WHAT THE TASK ASKS
Render the data below as a Markdown table with two columns, Row and Line, giving each line its own numbered row and skipping blank lines. Leave the pictures out of the table.

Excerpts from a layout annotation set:
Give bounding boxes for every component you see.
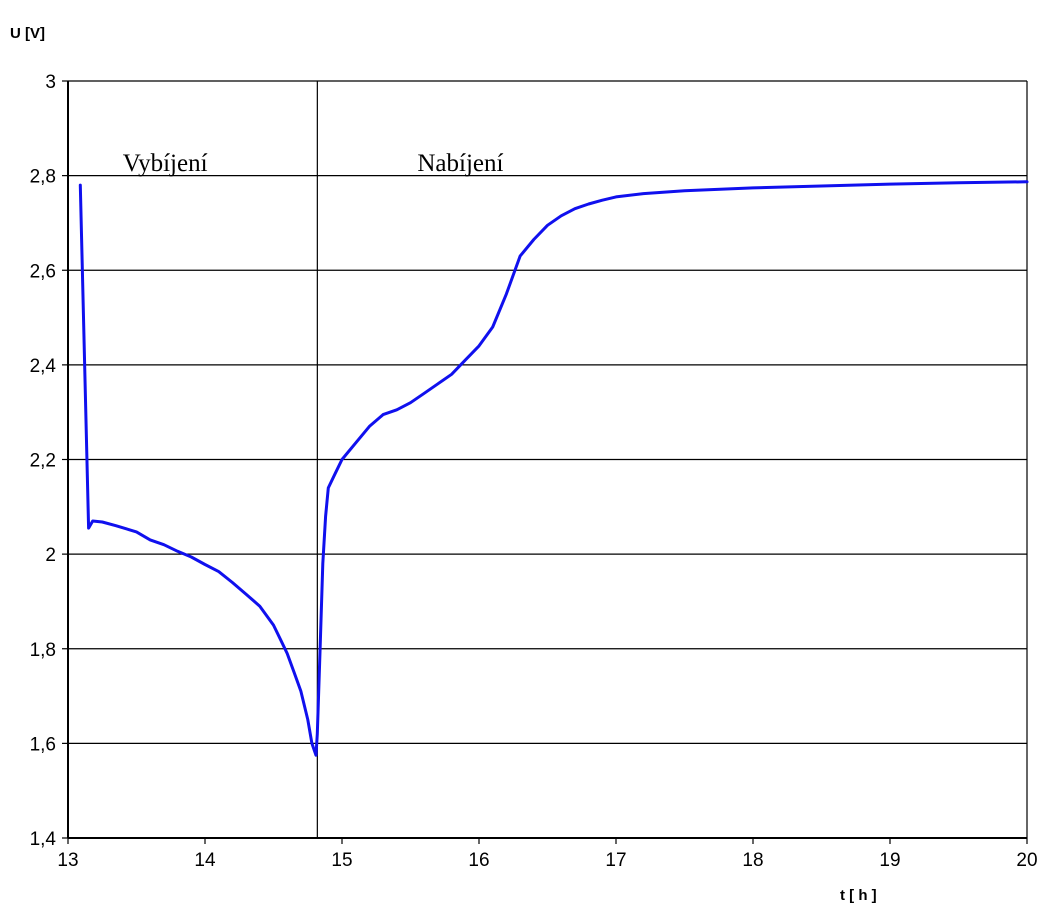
voltage-series-line	[78, 180, 1029, 757]
x-tick-label-7: 20	[1016, 850, 1037, 871]
y-tick-label-6: 2,6	[30, 261, 56, 282]
x-tick-label-0: 13	[57, 850, 78, 871]
y-axis-title: U [V]	[10, 25, 45, 42]
x-tick-label-3: 16	[468, 850, 489, 871]
y-tick-label-4: 2,2	[30, 451, 56, 472]
y-tick-label-2: 1,8	[30, 640, 56, 661]
x-tick-labels: 13 14 15 16 17 18 19 20	[57, 838, 1038, 871]
y-tick-label-8: 3	[45, 72, 56, 93]
y-tick-label-3: 2	[45, 545, 56, 566]
x-axis-title: t [ h ]	[840, 887, 877, 904]
x-tick-label-1: 14	[194, 850, 216, 871]
y-tick-label-1: 1,6	[30, 734, 56, 755]
x-tick-label-2: 15	[331, 850, 352, 871]
y-tick-label-5: 2,4	[30, 356, 57, 377]
x-tick-label-4: 17	[605, 850, 626, 871]
x-tick-label-6: 19	[879, 850, 900, 871]
y-tick-label-7: 2,8	[30, 167, 56, 188]
gridlines	[68, 80, 1027, 744]
x-tick-label-5: 18	[742, 850, 763, 871]
annotation-charge: Nabíjení	[417, 150, 503, 177]
annotation-discharge: Vybíjení	[123, 150, 208, 177]
y-tick-labels: 1,4 1,6 1,8 2 2,2 2,4 2,6 2,8 3	[30, 72, 68, 850]
y-tick-label-0: 1,4	[30, 829, 57, 850]
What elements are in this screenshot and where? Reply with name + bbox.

EXERCISE SOLUTION
| Row | Line |
|---|---|
| 1 | Give bounding boxes for every component you see. |
| 2 | voltage-series-line	[78, 180, 1029, 757] |
| 3 | x-tick-label-7: 20	[1016, 850, 1037, 871] |
| 4 | y-tick-label-6: 2,6	[30, 261, 56, 282] |
| 5 | x-tick-label-0: 13	[57, 850, 78, 871] |
| 6 | y-axis-title: U [V]	[10, 25, 45, 42] |
| 7 | x-tick-label-3: 16	[468, 850, 489, 871] |
| 8 | y-tick-label-4: 2,2	[30, 451, 56, 472] |
| 9 | y-tick-label-2: 1,8	[30, 640, 56, 661] |
| 10 | x-tick-labels: 13 14 15 16 17 18 19 20	[57, 838, 1038, 871] |
| 11 | y-tick-label-8: 3	[45, 72, 56, 93] |
| 12 | y-tick-label-3: 2	[45, 545, 56, 566] |
| 13 | x-axis-title: t [ h ]	[840, 887, 877, 904] |
| 14 | x-tick-label-1: 14	[194, 850, 216, 871] |
| 15 | y-tick-label-1: 1,6	[30, 734, 56, 755] |
| 16 | x-tick-label-2: 15	[331, 850, 352, 871] |
| 17 | y-tick-label-5: 2,4	[30, 356, 57, 377] |
| 18 | x-tick-label-4: 17	[605, 850, 626, 871] |
| 19 | x-tick-label-6: 19	[879, 850, 900, 871] |
| 20 | y-tick-label-7: 2,8	[30, 167, 56, 188] |
| 21 | gridlines	[68, 80, 1027, 744] |
| 22 | x-tick-label-5: 18	[742, 850, 763, 871] |
| 23 | annotation-charge: Nabíjení	[417, 150, 503, 177] |
| 24 | annotation-discharge: Vybíjení	[123, 150, 208, 177] |
| 25 | y-tick-labels: 1,4 1,6 1,8 2 2,2 2,4 2,6 2,8 3	[30, 72, 68, 850] |
| 26 | y-tick-label-0: 1,4	[30, 829, 57, 850] |
| 27 | What elements are in this screenshot and where? Reply with name + bbox. |